Task to complete: Copy out every line in which the string "amounts" occurs.

(Collection entries)
/---

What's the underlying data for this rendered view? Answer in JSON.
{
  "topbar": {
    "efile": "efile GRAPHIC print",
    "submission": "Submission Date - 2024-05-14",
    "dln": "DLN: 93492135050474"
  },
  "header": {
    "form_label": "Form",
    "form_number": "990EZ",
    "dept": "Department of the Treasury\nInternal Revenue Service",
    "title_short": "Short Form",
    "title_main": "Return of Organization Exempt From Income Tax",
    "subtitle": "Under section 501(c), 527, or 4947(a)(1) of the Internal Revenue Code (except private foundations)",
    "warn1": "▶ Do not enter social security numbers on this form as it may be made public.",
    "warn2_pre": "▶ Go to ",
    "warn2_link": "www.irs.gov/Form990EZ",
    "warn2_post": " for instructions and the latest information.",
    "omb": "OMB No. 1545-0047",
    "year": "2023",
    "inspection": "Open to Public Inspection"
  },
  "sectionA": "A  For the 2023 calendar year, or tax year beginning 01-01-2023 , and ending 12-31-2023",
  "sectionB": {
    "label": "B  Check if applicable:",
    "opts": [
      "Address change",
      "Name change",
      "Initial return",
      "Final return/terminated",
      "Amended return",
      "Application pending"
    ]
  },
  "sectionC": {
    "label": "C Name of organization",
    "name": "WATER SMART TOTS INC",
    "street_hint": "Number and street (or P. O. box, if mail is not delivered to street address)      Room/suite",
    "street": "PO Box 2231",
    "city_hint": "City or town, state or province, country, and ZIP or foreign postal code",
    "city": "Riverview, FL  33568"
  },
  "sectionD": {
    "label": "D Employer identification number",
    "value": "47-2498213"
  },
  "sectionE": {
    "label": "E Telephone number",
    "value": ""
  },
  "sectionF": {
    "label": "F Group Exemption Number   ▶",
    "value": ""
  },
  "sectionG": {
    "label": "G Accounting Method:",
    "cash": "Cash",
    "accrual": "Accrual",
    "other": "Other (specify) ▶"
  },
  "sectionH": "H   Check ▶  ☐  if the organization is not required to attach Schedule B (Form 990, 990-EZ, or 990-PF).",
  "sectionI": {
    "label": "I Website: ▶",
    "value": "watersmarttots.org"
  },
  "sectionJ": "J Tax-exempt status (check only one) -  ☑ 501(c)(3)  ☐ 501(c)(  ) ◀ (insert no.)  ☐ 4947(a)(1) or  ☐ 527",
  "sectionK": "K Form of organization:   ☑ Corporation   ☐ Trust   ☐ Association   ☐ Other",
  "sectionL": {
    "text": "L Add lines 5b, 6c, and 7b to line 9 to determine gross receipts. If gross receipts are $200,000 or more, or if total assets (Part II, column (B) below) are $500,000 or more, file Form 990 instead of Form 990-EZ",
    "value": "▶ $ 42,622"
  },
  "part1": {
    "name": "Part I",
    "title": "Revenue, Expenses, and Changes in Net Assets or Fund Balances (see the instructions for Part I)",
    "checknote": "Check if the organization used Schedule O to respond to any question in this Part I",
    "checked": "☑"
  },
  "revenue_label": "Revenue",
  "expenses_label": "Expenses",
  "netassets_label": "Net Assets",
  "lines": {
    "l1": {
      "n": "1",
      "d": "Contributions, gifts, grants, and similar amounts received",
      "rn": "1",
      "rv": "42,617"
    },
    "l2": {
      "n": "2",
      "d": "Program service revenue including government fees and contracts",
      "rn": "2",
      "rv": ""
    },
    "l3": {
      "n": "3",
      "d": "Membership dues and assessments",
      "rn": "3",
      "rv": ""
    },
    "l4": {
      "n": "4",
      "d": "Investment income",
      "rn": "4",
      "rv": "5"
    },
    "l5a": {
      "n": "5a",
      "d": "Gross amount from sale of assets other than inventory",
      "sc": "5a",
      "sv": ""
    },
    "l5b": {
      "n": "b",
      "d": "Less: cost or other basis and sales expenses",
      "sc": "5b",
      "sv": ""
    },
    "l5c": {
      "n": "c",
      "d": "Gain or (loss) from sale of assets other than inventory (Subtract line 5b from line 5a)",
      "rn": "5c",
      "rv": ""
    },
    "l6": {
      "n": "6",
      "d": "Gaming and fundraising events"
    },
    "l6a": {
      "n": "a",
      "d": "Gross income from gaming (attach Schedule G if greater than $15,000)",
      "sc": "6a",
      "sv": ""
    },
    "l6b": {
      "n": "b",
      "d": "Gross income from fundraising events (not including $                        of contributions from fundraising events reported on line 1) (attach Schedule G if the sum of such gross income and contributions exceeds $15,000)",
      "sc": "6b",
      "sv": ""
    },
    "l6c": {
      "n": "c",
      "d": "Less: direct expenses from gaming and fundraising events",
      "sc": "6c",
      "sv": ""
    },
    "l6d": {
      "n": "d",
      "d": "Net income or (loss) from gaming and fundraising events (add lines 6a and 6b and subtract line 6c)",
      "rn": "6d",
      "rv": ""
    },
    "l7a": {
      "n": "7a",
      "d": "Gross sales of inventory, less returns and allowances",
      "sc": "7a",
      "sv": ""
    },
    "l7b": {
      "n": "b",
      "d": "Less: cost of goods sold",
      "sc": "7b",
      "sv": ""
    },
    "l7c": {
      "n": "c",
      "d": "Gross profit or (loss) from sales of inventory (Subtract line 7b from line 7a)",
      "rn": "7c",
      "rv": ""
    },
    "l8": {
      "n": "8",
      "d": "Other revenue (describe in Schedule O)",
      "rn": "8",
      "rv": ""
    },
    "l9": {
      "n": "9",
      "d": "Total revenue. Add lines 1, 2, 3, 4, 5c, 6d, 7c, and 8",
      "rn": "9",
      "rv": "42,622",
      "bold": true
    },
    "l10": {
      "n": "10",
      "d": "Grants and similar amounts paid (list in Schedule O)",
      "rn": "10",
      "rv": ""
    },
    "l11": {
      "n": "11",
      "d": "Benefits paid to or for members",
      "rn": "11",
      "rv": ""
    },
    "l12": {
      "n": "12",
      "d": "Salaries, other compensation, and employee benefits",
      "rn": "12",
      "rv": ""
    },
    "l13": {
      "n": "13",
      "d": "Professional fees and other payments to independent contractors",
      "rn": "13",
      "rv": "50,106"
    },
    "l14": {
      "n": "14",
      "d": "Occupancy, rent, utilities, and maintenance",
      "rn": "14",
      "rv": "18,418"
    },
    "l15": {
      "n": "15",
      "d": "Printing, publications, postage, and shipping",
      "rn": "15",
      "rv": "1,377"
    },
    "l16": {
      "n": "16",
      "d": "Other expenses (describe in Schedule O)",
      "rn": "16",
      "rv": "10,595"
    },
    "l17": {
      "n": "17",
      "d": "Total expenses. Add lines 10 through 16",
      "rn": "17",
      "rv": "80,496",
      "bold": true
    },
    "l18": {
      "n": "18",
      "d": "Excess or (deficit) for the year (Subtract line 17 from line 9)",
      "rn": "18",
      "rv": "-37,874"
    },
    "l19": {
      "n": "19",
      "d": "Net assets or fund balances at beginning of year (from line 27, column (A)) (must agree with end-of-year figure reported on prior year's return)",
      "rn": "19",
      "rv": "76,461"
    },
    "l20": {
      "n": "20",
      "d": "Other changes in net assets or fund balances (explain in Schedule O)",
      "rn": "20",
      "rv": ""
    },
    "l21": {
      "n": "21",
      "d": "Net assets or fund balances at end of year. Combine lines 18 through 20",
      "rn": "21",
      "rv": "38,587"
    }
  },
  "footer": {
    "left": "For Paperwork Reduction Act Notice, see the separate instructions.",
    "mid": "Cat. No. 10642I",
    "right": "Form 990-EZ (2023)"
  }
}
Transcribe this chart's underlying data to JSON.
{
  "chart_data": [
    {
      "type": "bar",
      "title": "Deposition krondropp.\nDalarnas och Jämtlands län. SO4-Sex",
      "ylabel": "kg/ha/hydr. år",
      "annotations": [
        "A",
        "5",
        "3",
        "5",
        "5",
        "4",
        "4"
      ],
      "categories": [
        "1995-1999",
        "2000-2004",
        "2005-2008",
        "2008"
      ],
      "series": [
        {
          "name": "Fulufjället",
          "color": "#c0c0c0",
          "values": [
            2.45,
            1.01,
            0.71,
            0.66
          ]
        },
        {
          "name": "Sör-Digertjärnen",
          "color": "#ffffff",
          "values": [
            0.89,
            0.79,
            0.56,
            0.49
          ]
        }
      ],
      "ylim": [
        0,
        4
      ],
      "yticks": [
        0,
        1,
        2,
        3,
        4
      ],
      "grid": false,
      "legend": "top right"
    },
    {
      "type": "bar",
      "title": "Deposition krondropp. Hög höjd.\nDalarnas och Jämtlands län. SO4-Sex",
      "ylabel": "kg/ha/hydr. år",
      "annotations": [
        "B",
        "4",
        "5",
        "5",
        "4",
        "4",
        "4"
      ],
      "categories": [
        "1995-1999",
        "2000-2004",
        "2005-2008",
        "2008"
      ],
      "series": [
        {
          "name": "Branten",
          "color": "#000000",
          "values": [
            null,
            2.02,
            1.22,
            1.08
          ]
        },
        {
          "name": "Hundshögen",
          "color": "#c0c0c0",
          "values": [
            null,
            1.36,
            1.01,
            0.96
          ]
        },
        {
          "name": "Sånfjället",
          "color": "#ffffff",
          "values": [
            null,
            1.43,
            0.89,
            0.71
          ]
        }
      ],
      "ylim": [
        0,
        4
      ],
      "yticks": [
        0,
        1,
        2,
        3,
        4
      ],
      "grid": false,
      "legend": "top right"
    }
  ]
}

\---

Response to the task:
      "d": "Contributions, gifts, grants, and similar amounts received",
      "d": "Grants and similar amounts paid (list in Schedule O)",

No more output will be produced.